[DIRECTIVE]
Extract every line starting at the line that contains "Transcribe this image's" and ending with the final line of the data, inclusive; give only those lines, word for word.

[EXTRACTED ENTRIES]
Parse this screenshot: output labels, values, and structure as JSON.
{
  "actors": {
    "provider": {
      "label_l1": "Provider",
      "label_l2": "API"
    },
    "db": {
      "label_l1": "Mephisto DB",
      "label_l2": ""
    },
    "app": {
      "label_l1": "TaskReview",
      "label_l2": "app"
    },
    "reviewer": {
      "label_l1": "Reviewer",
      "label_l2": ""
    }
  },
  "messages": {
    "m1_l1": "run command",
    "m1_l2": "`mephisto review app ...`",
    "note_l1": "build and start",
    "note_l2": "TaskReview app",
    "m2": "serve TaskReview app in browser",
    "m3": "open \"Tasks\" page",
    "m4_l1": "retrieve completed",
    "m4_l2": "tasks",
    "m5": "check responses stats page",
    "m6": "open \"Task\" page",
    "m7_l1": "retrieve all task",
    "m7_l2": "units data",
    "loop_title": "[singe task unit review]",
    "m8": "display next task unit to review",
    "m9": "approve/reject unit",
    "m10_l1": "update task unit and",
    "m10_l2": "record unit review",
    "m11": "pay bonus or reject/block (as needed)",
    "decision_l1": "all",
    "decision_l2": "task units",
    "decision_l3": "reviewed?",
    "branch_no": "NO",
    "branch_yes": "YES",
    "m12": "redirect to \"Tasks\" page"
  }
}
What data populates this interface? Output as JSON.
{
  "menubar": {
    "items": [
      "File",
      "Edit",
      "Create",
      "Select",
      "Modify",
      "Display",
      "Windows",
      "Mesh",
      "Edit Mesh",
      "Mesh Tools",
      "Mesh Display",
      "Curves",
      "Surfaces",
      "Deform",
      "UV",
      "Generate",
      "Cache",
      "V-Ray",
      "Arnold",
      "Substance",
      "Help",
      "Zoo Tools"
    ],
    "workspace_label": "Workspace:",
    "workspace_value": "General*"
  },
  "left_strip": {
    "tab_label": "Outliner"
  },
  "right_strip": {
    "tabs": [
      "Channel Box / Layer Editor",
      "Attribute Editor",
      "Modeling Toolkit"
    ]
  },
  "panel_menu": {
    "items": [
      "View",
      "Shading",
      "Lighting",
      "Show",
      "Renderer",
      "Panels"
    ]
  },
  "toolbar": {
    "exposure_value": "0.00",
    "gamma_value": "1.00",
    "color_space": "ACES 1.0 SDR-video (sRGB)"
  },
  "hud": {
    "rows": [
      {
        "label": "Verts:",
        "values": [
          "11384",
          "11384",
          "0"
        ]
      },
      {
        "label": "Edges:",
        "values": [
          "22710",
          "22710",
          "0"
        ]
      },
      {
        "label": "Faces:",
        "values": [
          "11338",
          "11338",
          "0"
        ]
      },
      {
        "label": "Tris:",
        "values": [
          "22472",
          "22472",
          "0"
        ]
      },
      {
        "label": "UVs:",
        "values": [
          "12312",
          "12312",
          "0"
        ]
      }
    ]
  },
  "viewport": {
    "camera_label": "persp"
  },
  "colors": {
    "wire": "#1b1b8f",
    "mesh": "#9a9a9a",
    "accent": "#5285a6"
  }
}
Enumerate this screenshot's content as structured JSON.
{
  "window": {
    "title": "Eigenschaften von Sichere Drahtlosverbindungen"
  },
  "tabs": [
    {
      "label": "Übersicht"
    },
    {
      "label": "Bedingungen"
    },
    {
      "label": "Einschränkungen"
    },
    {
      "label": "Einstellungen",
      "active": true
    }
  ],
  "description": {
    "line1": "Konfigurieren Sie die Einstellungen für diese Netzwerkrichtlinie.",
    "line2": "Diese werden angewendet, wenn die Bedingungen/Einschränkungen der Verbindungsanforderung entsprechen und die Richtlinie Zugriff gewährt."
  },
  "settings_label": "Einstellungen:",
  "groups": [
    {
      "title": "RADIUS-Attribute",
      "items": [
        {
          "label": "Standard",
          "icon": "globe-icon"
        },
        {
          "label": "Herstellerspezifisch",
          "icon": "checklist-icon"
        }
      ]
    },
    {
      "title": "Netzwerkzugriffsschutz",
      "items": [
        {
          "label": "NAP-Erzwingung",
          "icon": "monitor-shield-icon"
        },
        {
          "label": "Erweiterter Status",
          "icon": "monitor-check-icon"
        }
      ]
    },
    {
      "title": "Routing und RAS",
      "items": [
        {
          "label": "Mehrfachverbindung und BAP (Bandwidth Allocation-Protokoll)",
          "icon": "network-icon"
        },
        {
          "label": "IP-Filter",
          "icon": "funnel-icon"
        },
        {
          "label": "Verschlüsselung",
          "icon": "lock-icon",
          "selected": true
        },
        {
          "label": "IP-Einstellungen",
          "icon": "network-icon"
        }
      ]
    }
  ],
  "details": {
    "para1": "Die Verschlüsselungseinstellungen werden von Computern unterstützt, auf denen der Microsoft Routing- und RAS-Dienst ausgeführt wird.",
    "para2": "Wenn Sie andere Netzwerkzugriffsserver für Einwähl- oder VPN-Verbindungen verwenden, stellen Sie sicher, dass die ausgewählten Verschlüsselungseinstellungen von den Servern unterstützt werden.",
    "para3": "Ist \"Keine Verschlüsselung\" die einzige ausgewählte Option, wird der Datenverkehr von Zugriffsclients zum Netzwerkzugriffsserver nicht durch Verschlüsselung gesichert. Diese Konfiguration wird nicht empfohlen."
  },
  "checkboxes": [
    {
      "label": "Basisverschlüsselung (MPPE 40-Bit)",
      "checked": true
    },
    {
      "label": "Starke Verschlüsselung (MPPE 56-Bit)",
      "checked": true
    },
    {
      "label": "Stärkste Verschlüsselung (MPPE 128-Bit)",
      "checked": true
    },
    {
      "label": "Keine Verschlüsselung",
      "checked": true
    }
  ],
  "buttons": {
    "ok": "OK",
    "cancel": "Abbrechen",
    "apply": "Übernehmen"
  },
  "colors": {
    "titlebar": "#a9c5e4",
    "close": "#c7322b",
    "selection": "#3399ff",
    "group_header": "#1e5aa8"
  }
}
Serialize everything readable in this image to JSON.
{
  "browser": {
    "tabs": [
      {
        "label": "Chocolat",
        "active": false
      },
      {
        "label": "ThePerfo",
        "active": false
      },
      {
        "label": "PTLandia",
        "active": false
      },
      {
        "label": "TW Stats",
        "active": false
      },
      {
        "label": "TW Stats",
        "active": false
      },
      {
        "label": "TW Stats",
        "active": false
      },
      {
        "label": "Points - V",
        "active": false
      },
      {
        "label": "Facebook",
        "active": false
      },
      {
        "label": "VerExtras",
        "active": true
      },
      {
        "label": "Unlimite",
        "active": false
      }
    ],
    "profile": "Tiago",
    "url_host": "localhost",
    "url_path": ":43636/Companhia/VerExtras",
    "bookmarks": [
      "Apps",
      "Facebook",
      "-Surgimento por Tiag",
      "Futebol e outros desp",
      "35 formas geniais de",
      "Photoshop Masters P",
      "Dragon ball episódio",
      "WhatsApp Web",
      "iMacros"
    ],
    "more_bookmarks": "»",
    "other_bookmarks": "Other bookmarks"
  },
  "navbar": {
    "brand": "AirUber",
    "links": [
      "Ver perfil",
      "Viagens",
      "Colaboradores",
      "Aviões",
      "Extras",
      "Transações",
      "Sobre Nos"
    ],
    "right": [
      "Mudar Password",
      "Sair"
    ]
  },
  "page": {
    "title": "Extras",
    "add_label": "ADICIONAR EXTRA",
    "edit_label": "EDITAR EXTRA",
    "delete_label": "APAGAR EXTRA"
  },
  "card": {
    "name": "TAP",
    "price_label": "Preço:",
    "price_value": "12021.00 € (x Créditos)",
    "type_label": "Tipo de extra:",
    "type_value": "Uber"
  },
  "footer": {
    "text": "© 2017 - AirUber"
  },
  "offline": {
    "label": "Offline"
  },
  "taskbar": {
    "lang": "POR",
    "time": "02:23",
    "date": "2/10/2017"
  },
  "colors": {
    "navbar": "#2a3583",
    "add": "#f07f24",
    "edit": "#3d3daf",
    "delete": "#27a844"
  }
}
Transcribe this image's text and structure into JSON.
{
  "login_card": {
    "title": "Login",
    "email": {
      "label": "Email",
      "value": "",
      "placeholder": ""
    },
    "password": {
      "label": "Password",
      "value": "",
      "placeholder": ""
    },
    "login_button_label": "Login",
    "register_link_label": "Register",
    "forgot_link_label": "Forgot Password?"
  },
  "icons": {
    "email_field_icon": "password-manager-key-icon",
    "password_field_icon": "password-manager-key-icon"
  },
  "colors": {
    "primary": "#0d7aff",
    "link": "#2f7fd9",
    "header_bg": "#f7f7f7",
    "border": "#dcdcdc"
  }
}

[WRITTEN SOLUTION]
Transcribe this image's text and structure into JSON.
{
  "login_card": {
    "title": "Login",
    "email": {
      "label": "Email",
      "value": "",
      "placeholder": ""
    },
    "password": {
      "label": "Password",
      "value": "",
      "placeholder": ""
    },
    "login_button_label": "Login",
    "register_link_label": "Register",
    "forgot_link_label": "Forgot Password?"
  },
  "icons": {
    "email_field_icon": "password-manager-key-icon",
    "password_field_icon": "password-manager-key-icon"
  },
  "colors": {
    "primary": "#0d7aff",
    "link": "#2f7fd9",
    "header_bg": "#f7f7f7",
    "border": "#dcdcdc"
  }
}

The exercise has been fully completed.